Start Task inputs
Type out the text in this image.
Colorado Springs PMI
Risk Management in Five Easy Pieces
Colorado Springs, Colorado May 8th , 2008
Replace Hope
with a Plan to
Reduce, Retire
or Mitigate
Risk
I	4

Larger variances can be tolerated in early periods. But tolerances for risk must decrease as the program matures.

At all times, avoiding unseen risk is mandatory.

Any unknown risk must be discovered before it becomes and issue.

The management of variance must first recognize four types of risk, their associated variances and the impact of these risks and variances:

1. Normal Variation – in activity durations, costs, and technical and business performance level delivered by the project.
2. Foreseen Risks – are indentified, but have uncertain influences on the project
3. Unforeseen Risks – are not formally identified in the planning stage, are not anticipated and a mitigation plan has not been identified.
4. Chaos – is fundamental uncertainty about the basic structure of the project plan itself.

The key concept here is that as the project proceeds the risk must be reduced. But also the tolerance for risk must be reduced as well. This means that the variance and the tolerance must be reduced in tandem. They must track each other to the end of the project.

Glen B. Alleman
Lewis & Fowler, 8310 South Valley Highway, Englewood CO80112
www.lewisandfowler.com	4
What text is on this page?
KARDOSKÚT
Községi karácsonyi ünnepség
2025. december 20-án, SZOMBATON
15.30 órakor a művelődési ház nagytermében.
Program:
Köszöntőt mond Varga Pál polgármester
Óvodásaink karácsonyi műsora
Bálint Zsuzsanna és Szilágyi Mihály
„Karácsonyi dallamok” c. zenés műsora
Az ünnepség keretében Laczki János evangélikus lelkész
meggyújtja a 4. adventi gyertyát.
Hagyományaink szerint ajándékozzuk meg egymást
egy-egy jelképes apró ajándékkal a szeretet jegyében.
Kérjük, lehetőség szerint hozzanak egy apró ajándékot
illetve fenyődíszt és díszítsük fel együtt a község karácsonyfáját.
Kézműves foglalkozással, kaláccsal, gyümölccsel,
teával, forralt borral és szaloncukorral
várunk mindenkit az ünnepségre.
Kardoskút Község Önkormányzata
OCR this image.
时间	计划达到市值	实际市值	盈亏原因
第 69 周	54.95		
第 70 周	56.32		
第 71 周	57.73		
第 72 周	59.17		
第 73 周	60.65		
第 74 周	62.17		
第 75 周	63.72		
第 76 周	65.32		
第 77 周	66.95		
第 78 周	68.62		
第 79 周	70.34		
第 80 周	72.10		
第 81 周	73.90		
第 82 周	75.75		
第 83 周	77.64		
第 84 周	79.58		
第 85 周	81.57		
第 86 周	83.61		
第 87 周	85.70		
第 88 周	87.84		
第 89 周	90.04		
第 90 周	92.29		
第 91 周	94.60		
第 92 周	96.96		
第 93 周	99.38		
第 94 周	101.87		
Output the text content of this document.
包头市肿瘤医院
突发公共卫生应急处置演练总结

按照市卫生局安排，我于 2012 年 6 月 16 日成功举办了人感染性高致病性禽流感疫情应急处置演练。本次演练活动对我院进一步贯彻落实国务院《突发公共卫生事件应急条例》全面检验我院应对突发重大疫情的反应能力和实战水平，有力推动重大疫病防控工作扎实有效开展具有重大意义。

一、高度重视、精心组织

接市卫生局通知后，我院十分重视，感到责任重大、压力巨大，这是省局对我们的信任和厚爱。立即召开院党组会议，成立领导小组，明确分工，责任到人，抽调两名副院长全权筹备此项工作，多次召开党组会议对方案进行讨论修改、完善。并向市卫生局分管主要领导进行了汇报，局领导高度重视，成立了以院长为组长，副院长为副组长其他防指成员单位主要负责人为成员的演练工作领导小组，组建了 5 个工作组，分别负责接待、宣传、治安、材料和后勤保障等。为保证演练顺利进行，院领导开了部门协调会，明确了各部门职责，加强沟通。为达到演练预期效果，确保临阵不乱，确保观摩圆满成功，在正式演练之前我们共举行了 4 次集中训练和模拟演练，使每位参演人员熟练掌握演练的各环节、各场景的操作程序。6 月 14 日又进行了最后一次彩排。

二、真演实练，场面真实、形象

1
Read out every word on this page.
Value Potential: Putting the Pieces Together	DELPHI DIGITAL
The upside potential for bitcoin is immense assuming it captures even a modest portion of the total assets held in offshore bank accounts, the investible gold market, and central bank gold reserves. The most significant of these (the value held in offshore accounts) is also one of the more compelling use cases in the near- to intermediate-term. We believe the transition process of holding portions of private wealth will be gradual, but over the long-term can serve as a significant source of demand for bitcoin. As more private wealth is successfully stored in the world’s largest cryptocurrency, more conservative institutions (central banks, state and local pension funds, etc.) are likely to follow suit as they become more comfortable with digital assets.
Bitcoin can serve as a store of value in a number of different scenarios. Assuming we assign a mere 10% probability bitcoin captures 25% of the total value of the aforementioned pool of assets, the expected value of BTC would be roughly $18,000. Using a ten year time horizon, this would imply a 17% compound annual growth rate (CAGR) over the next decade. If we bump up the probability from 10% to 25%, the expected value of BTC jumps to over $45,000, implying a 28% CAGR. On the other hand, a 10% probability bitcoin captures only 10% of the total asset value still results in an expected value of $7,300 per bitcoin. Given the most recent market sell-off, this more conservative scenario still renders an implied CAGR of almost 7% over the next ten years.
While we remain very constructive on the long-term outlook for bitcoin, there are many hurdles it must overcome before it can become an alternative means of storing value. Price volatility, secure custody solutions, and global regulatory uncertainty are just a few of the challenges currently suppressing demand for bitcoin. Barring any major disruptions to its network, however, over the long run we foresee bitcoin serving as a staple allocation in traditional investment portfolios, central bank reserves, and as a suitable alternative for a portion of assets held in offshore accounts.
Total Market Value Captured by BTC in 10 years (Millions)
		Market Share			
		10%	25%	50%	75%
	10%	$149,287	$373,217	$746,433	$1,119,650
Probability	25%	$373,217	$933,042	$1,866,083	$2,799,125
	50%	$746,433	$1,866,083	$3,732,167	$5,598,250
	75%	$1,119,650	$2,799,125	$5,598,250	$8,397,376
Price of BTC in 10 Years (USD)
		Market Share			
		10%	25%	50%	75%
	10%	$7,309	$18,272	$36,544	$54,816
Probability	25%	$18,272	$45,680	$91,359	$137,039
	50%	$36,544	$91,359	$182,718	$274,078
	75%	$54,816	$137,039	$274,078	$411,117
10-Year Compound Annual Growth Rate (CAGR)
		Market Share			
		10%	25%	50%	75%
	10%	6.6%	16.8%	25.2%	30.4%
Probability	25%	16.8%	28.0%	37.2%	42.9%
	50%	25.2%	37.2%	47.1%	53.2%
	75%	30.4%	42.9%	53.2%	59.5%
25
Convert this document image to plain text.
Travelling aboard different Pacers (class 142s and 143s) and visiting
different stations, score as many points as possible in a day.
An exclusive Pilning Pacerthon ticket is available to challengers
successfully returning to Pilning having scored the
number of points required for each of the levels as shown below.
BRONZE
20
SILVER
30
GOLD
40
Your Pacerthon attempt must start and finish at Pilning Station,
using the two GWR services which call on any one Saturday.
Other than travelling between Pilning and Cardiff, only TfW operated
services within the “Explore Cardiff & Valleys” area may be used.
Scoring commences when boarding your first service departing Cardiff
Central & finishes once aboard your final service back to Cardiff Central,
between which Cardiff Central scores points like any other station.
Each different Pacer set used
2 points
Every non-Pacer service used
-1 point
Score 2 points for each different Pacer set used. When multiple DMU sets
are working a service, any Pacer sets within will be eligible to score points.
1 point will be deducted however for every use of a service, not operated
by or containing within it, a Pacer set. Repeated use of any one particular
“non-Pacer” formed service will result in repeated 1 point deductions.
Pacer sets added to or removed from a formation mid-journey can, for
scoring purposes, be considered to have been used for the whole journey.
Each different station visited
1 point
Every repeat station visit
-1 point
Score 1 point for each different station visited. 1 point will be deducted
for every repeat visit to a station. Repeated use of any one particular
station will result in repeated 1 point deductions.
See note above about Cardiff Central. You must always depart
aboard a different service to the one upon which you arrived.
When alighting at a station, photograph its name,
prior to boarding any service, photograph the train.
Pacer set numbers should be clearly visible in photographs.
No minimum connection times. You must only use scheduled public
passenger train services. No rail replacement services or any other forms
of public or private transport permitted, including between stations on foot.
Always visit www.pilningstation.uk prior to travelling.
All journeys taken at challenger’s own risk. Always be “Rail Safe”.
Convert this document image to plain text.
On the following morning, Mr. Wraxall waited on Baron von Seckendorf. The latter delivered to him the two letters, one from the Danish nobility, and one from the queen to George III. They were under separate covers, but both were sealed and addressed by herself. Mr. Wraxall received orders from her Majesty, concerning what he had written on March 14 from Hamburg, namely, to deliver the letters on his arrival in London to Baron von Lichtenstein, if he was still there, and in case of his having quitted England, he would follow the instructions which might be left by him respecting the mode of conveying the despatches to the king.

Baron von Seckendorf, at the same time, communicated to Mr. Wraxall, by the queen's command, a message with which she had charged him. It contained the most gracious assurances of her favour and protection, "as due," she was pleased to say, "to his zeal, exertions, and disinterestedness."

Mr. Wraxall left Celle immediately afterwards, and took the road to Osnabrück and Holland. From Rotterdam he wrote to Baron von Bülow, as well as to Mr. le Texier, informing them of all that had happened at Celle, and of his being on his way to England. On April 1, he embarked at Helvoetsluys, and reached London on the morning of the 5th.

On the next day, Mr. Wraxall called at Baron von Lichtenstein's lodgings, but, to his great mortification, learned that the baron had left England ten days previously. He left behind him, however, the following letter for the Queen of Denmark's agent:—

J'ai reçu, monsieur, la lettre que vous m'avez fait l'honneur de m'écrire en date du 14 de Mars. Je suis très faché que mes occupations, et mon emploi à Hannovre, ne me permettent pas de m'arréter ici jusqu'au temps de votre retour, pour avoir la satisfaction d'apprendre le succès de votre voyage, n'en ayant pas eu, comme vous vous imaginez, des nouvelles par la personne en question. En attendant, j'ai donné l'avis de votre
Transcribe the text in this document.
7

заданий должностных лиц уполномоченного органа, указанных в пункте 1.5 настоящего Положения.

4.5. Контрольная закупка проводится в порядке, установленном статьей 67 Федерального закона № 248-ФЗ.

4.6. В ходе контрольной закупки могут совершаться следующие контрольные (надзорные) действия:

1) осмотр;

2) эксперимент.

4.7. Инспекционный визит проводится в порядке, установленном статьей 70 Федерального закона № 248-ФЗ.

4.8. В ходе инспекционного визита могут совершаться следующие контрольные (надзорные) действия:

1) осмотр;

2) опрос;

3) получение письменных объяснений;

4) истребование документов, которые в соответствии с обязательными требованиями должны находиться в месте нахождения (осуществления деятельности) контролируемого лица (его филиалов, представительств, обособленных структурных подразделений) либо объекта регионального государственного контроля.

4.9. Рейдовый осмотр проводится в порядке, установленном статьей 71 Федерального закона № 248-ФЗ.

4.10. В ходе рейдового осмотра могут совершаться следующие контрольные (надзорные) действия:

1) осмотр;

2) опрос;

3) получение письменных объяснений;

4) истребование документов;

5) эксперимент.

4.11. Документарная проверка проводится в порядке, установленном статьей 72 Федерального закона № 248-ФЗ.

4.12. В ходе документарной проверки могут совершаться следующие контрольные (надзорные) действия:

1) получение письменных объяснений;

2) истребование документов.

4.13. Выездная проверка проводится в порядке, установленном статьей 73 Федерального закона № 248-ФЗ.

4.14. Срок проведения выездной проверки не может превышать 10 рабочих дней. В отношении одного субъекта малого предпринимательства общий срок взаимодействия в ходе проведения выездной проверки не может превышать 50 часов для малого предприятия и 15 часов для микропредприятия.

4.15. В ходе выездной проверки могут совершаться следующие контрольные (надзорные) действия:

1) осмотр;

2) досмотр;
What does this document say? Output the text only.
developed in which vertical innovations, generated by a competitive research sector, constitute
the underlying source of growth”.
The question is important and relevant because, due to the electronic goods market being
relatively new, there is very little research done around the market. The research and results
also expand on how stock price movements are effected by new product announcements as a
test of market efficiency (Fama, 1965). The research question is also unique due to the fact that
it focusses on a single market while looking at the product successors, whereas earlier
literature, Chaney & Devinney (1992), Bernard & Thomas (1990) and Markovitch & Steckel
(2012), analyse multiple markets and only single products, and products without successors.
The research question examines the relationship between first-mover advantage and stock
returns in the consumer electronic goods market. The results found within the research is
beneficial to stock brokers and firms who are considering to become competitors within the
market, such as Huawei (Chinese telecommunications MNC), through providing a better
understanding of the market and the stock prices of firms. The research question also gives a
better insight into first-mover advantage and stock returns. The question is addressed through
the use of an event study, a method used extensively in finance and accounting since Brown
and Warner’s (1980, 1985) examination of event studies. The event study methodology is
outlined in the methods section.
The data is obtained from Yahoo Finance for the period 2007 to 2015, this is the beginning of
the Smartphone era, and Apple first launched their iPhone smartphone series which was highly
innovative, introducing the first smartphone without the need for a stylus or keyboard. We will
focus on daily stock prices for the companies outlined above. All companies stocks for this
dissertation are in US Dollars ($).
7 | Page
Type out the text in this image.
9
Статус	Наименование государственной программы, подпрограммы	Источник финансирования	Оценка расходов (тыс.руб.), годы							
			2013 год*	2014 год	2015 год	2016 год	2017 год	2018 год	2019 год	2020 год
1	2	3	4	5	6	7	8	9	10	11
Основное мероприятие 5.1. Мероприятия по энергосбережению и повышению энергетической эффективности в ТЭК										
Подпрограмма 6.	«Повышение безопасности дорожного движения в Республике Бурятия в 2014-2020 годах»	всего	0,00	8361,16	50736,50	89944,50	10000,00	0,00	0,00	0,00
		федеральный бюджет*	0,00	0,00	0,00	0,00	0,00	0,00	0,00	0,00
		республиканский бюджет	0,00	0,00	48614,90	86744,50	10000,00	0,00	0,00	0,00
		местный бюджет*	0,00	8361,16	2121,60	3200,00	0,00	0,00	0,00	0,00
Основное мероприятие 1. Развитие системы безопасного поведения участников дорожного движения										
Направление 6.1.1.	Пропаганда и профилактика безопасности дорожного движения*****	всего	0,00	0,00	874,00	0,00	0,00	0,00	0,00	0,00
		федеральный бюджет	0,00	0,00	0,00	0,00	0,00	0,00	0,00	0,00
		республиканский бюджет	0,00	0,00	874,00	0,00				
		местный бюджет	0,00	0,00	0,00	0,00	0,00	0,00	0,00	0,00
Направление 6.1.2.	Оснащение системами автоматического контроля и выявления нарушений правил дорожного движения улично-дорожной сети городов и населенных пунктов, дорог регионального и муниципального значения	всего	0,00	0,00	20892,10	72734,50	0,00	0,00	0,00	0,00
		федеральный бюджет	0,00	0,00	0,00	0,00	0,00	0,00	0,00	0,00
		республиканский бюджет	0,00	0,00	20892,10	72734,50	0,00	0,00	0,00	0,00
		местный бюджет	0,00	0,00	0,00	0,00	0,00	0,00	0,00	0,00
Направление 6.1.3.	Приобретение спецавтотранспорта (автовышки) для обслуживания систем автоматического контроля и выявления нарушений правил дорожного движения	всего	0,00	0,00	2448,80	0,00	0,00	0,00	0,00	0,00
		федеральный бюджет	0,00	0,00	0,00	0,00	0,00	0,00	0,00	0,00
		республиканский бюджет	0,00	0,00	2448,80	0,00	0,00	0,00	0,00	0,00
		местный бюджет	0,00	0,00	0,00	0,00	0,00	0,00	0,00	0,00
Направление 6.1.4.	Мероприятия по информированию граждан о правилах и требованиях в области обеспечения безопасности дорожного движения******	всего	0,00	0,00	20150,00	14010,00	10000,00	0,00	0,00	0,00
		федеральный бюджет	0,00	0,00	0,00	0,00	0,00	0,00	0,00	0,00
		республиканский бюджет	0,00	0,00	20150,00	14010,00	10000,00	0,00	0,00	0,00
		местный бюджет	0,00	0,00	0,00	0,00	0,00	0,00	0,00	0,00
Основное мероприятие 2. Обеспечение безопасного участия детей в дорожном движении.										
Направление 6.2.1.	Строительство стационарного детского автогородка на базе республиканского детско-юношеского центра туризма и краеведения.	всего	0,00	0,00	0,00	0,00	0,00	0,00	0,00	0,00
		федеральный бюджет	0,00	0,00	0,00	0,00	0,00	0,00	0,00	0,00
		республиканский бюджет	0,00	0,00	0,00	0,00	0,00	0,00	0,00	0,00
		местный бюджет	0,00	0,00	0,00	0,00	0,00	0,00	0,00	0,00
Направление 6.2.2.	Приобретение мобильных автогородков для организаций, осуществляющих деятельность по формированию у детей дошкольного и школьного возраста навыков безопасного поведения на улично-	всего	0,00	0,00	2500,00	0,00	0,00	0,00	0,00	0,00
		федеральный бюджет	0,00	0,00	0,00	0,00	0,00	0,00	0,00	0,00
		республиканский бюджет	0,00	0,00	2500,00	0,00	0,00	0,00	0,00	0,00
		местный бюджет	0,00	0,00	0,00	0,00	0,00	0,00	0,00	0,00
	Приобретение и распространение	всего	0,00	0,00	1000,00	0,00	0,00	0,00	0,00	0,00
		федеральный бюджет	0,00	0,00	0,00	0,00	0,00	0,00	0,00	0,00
End Task inputs
Gather, from the listing above, every line carrying the word "выездной".

4.14. Срок проведения выездной проверки не может превышать 10 рабочих дней. В отношении одного субъекта малого предпринимательства общий срок взаимодействия в ходе проведения выездной проверки не может превышать 50 часов для малого предприятия и 15 часов для микропредприятия.
4.15. В ходе выездной проверки могут совершаться следующие контрольные (надзорные) действия:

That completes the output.